Set problem:
Can you give every line of the records below as a Markdown table with the columns No. and Line, one row per line, skipping blank lines and leaving out the pictures?

Dataset rows:
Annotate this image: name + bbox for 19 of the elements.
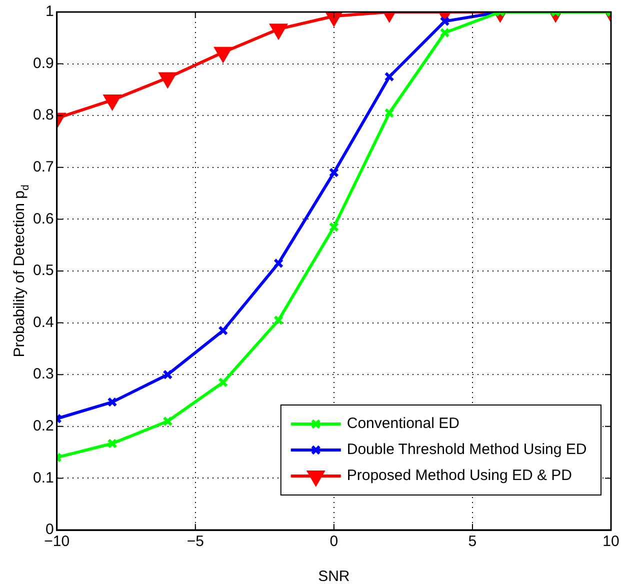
y-tick-label: 0.5: [32, 262, 54, 280]
y-tick-label: 0.6: [32, 210, 54, 228]
legend-label: Double Threshold Method Using ED: [346, 441, 587, 458]
y-tick-label: 0.7: [32, 158, 54, 176]
y-tick-label: 0.2: [32, 418, 54, 435]
y-tick-label: 1: [46, 3, 54, 20]
legend-label: Conventional ED: [346, 415, 460, 432]
x-tick-label: 10: [602, 533, 620, 550]
y-tick-label: 0.4: [32, 314, 54, 331]
x-tick-label: 0: [330, 533, 338, 550]
y-tick-label: 0.3: [32, 366, 54, 383]
x-tick-label: 5: [468, 533, 477, 550]
x-tick-label: −5: [186, 533, 204, 550]
legend-label: Proposed Method Using ED & PD: [346, 467, 572, 484]
x-axis-title: SNR: [318, 568, 350, 584]
y-tick-label: 0.9: [32, 54, 54, 72]
y-tick-label: 0.8: [32, 106, 54, 124]
y-axis-title: Probability of Detection pd: [11, 184, 32, 358]
y-tick-label: 0.1: [32, 469, 54, 486]
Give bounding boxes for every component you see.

Task output:
| No. | Line |
|---|---|
| 1 | Annotate this image: name + bbox for 19 of the elements. |
| 2 | y-tick-label: 0.5: [32, 262, 54, 280] |
| 3 | y-tick-label: 0.6: [32, 210, 54, 228] |
| 4 | legend-label: Double Threshold Method Using ED: [346, 441, 587, 458] |
| 5 | y-tick-label: 0.7: [32, 158, 54, 176] |
| 6 | y-tick-label: 0.2: [32, 418, 54, 435] |
| 7 | y-tick-label: 1: [46, 3, 54, 20] |
| 8 | legend-label: Conventional ED: [346, 415, 460, 432] |
| 9 | x-tick-label: 10: [602, 533, 620, 550] |
| 10 | y-tick-label: 0.4: [32, 314, 54, 331] |
| 11 | x-tick-label: 0: [330, 533, 338, 550] |
| 12 | y-tick-label: 0.3: [32, 366, 54, 383] |
| 13 | x-tick-label: 5: [468, 533, 477, 550] |
| 14 | x-tick-label: −5: [186, 533, 204, 550] |
| 15 | legend-label: Proposed Method Using ED & PD: [346, 467, 572, 484] |
| 16 | x-axis-title: SNR: [318, 568, 350, 584] |
| 17 | y-tick-label: 0.9: [32, 54, 54, 72] |
| 18 | y-tick-label: 0.8: [32, 106, 54, 124] |
| 19 | y-axis-title: Probability of Detection pd: [11, 184, 32, 358] |
| 20 | y-tick-label: 0.1: [32, 469, 54, 486] |
| 21 | Give bounding boxes for every component you see. |